INSTRUCTION:
Copy every line in which the string "Daten" occurs.

***** TASK DATA

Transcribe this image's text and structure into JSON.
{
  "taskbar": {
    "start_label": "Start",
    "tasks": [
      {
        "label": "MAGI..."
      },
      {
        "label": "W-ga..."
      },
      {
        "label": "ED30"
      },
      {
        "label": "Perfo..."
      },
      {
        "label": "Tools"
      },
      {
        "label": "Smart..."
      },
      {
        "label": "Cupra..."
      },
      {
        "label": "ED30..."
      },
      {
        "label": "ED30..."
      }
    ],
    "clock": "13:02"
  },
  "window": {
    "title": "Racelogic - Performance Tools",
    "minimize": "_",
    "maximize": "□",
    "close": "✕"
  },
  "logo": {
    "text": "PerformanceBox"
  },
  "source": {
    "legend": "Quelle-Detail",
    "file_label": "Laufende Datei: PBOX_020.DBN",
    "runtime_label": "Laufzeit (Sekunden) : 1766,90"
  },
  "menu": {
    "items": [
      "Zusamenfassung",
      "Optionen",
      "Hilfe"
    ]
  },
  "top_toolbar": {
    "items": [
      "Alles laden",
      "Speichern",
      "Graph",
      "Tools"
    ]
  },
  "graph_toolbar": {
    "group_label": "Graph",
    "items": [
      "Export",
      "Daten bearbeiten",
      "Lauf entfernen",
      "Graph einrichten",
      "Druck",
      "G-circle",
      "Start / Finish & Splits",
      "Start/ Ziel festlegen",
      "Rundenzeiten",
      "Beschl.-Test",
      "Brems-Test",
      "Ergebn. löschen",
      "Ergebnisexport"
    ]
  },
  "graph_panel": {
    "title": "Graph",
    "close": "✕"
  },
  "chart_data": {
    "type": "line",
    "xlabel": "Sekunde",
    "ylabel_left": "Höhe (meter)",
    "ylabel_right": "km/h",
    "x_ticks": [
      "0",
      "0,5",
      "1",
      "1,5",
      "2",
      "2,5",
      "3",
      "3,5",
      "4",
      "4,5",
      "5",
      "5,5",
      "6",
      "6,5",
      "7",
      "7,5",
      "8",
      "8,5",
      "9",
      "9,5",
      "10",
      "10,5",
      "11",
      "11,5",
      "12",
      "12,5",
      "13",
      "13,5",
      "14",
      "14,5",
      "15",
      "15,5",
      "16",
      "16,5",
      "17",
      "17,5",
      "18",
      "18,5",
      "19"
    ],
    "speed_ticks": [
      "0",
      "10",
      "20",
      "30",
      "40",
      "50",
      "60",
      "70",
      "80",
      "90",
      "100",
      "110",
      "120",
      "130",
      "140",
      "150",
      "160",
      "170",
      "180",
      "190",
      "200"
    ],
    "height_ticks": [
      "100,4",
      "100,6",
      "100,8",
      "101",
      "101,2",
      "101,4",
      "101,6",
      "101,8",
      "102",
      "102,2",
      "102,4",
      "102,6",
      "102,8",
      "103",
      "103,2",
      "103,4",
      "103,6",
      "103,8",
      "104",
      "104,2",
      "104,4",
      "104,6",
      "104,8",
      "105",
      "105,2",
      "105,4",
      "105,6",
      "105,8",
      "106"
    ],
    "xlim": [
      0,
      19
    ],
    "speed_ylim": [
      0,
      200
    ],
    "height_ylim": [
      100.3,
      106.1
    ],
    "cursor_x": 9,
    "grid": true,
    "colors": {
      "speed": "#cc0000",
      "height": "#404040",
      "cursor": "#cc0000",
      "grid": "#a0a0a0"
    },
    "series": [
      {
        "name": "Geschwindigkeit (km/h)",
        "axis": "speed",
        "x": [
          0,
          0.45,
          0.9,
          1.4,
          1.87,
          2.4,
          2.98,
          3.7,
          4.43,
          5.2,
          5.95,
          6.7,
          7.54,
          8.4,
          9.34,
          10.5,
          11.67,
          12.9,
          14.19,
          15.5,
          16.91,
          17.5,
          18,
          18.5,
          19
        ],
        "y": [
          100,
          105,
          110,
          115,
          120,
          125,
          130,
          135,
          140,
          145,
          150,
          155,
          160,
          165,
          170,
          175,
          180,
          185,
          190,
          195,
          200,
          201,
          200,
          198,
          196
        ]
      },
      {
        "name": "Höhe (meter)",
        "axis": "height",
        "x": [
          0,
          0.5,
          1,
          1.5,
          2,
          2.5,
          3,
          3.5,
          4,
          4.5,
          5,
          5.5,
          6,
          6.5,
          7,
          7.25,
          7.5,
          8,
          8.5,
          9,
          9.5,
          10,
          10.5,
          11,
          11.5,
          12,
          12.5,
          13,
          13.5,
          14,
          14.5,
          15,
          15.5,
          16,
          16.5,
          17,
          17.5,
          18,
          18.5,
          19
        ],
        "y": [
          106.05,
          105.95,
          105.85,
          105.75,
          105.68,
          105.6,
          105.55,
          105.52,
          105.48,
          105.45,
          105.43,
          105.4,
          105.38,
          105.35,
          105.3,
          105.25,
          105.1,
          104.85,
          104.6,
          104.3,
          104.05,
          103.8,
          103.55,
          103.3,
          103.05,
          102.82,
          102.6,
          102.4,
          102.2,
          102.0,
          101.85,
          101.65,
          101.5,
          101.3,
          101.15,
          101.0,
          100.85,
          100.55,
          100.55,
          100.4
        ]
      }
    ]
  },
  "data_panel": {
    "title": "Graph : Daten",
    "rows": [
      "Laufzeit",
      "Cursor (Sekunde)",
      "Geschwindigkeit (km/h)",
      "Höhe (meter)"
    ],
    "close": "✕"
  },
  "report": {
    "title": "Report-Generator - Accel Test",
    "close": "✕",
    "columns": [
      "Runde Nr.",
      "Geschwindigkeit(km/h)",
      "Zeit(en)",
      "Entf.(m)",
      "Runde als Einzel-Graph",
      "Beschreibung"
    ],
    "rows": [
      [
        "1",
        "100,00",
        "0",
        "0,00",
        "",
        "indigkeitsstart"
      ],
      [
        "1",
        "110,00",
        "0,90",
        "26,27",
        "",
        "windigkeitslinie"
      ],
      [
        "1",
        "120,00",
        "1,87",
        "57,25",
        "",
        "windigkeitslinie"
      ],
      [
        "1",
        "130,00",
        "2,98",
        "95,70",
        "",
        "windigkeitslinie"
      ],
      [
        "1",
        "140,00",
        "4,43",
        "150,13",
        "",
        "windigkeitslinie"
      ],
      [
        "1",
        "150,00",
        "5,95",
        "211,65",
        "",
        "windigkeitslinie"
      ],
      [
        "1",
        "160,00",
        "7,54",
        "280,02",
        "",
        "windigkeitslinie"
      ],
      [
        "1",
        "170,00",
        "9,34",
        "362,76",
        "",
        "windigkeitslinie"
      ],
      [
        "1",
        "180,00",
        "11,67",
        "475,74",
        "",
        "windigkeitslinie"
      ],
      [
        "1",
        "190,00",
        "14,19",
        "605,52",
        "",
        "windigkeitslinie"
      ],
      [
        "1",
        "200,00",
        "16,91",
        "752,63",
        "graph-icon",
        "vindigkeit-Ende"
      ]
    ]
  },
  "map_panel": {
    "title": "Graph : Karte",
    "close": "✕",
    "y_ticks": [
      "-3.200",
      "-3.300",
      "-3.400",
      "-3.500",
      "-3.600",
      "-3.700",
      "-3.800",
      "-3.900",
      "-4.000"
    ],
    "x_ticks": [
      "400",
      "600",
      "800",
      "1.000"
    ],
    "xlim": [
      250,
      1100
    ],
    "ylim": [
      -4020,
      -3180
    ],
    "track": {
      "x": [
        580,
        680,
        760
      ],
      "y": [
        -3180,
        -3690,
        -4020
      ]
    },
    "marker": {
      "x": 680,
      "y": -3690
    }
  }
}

**********

WORKED ANSWER:
      "Daten bearbeiten",
    "title": "Graph : Daten",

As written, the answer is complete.